** START OF Input **

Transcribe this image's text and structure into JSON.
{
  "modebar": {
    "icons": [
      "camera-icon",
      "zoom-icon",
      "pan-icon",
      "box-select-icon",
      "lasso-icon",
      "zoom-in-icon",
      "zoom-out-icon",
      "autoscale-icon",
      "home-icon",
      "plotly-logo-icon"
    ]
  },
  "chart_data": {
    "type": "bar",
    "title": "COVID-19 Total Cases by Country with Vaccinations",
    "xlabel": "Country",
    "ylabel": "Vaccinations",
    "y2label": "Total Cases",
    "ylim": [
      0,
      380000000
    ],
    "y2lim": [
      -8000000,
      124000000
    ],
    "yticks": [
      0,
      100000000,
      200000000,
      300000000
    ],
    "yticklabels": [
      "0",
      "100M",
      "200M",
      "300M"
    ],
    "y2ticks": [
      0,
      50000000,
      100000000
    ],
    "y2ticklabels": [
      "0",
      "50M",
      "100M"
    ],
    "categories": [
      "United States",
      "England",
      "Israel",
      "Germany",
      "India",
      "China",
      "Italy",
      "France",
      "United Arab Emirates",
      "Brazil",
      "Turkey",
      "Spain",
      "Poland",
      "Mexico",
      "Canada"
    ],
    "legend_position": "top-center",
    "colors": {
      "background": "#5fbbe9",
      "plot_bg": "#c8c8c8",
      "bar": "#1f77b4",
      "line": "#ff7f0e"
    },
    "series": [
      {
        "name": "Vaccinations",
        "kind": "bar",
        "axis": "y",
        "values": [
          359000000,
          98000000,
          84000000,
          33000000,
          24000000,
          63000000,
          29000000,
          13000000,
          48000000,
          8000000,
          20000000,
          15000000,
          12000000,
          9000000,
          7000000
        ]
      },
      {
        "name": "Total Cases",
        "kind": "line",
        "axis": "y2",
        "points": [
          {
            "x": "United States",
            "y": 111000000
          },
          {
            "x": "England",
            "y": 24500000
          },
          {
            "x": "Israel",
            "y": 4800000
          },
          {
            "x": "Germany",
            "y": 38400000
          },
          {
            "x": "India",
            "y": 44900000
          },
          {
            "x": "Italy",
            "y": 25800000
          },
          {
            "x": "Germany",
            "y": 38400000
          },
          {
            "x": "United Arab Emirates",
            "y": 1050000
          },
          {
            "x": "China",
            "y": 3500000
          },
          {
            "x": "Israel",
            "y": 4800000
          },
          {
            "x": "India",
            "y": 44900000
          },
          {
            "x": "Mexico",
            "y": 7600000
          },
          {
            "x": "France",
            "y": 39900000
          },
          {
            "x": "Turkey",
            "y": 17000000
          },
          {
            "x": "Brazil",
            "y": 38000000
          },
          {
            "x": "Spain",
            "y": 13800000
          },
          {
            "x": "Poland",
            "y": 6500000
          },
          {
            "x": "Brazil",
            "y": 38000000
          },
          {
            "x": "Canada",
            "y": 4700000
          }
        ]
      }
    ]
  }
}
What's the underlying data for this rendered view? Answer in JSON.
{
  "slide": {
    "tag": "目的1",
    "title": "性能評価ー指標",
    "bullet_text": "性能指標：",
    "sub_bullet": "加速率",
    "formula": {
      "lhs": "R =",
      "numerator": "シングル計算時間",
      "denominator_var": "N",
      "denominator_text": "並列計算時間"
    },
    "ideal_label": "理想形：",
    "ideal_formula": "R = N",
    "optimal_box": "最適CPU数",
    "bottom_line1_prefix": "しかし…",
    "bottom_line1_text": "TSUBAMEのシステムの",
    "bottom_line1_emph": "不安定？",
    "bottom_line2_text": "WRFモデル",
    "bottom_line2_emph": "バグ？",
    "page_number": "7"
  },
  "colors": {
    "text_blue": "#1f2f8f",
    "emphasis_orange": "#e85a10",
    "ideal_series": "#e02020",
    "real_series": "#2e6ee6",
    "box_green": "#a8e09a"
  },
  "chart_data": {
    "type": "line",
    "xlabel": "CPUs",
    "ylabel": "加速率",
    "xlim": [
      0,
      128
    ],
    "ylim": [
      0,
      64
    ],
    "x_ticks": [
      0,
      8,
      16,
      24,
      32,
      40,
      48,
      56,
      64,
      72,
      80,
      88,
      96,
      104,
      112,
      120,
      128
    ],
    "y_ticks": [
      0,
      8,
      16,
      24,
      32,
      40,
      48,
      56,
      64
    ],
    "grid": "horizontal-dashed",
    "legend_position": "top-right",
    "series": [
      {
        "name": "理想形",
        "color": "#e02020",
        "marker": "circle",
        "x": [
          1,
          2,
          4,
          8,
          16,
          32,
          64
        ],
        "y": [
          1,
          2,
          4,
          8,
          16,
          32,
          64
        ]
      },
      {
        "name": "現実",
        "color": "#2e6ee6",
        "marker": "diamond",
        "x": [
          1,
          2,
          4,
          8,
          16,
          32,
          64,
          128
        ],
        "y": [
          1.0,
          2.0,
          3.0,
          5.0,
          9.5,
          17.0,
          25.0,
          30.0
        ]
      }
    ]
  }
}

** END OF Input **

Transcribe all lines as written.

Transcribe this image's text and structure into JSON.
{
  "modebar": {
    "icons": [
      "camera-icon",
      "zoom-icon",
      "pan-icon",
      "box-select-icon",
      "lasso-icon",
      "zoom-in-icon",
      "zoom-out-icon",
      "autoscale-icon",
      "home-icon",
      "plotly-logo-icon"
    ]
  },
  "chart_data": {
    "type": "bar",
    "title": "COVID-19 Total Cases by Country with Vaccinations",
    "xlabel": "Country",
    "ylabel": "Vaccinations",
    "y2label": "Total Cases",
    "ylim": [
      0,
      380000000
    ],
    "y2lim": [
      -8000000,
      124000000
    ],
    "yticks": [
      0,
      100000000,
      200000000,
      300000000
    ],
    "yticklabels": [
      "0",
      "100M",
      "200M",
      "300M"
    ],
    "y2ticks": [
      0,
      50000000,
      100000000
    ],
    "y2ticklabels": [
      "0",
      "50M",
      "100M"
    ],
    "categories": [
      "United States",
      "England",
      "Israel",
      "Germany",
      "India",
      "China",
      "Italy",
      "France",
      "United Arab Emirates",
      "Brazil",
      "Turkey",
      "Spain",
      "Poland",
      "Mexico",
      "Canada"
    ],
    "legend_position": "top-center",
    "colors": {
      "background": "#5fbbe9",
      "plot_bg": "#c8c8c8",
      "bar": "#1f77b4",
      "line": "#ff7f0e"
    },
    "series": [
      {
        "name": "Vaccinations",
        "kind": "bar",
        "axis": "y",
        "values": [
          359000000,
          98000000,
          84000000,
          33000000,
          24000000,
          63000000,
          29000000,
          13000000,
          48000000,
          8000000,
          20000000,
          15000000,
          12000000,
          9000000,
          7000000
        ]
      },
      {
        "name": "Total Cases",
        "kind": "line",
        "axis": "y2",
        "points": [
          {
            "x": "United States",
            "y": 111000000
          },
          {
            "x": "England",
            "y": 24500000
          },
          {
            "x": "Israel",
            "y": 4800000
          },
          {
            "x": "Germany",
            "y": 38400000
          },
          {
            "x": "India",
            "y": 44900000
          },
          {
            "x": "Italy",
            "y": 25800000
          },
          {
            "x": "Germany",
            "y": 38400000
          },
          {
            "x": "United Arab Emirates",
            "y": 1050000
          },
          {
            "x": "China",
            "y": 3500000
          },
          {
            "x": "Israel",
            "y": 4800000
          },
          {
            "x": "India",
            "y": 44900000
          },
          {
            "x": "Mexico",
            "y": 7600000
          },
          {
            "x": "France",
            "y": 39900000
          },
          {
            "x": "Turkey",
            "y": 17000000
          },
          {
            "x": "Brazil",
            "y": 38000000
          },
          {
            "x": "Spain",
            "y": 13800000
          },
          {
            "x": "Poland",
            "y": 6500000
          },
          {
            "x": "Brazil",
            "y": 38000000
          },
          {
            "x": "Canada",
            "y": 4700000
          }
        ]
      }
    ]
  }
}
What's the underlying data for this rendered view? Answer in JSON.
{
  "slide": {
    "tag": "目的1",
    "title": "性能評価ー指標",
    "bullet_text": "性能指標：",
    "sub_bullet": "加速率",
    "formula": {
      "lhs": "R =",
      "numerator": "シングル計算時間",
      "denominator_var": "N",
      "denominator_text": "並列計算時間"
    },
    "ideal_label": "理想形：",
    "ideal_formula": "R = N",
    "optimal_box": "最適CPU数",
    "bottom_line1_prefix": "しかし…",
    "bottom_line1_text": "TSUBAMEのシステムの",
    "bottom_line1_emph": "不安定？",
    "bottom_line2_text": "WRFモデル",
    "bottom_line2_emph": "バグ？",
    "page_number": "7"
  },
  "colors": {
    "text_blue": "#1f2f8f",
    "emphasis_orange": "#e85a10",
    "ideal_series": "#e02020",
    "real_series": "#2e6ee6",
    "box_green": "#a8e09a"
  },
  "chart_data": {
    "type": "line",
    "xlabel": "CPUs",
    "ylabel": "加速率",
    "xlim": [
      0,
      128
    ],
    "ylim": [
      0,
      64
    ],
    "x_ticks": [
      0,
      8,
      16,
      24,
      32,
      40,
      48,
      56,
      64,
      72,
      80,
      88,
      96,
      104,
      112,
      120,
      128
    ],
    "y_ticks": [
      0,
      8,
      16,
      24,
      32,
      40,
      48,
      56,
      64
    ],
    "grid": "horizontal-dashed",
    "legend_position": "top-right",
    "series": [
      {
        "name": "理想形",
        "color": "#e02020",
        "marker": "circle",
        "x": [
          1,
          2,
          4,
          8,
          16,
          32,
          64
        ],
        "y": [
          1,
          2,
          4,
          8,
          16,
          32,
          64
        ]
      },
      {
        "name": "現実",
        "color": "#2e6ee6",
        "marker": "diamond",
        "x": [
          1,
          2,
          4,
          8,
          16,
          32,
          64,
          128
        ],
        "y": [
          1.0,
          2.0,
          3.0,
          5.0,
          9.5,
          17.0,
          25.0,
          30.0
        ]
      }
    ]
  }
}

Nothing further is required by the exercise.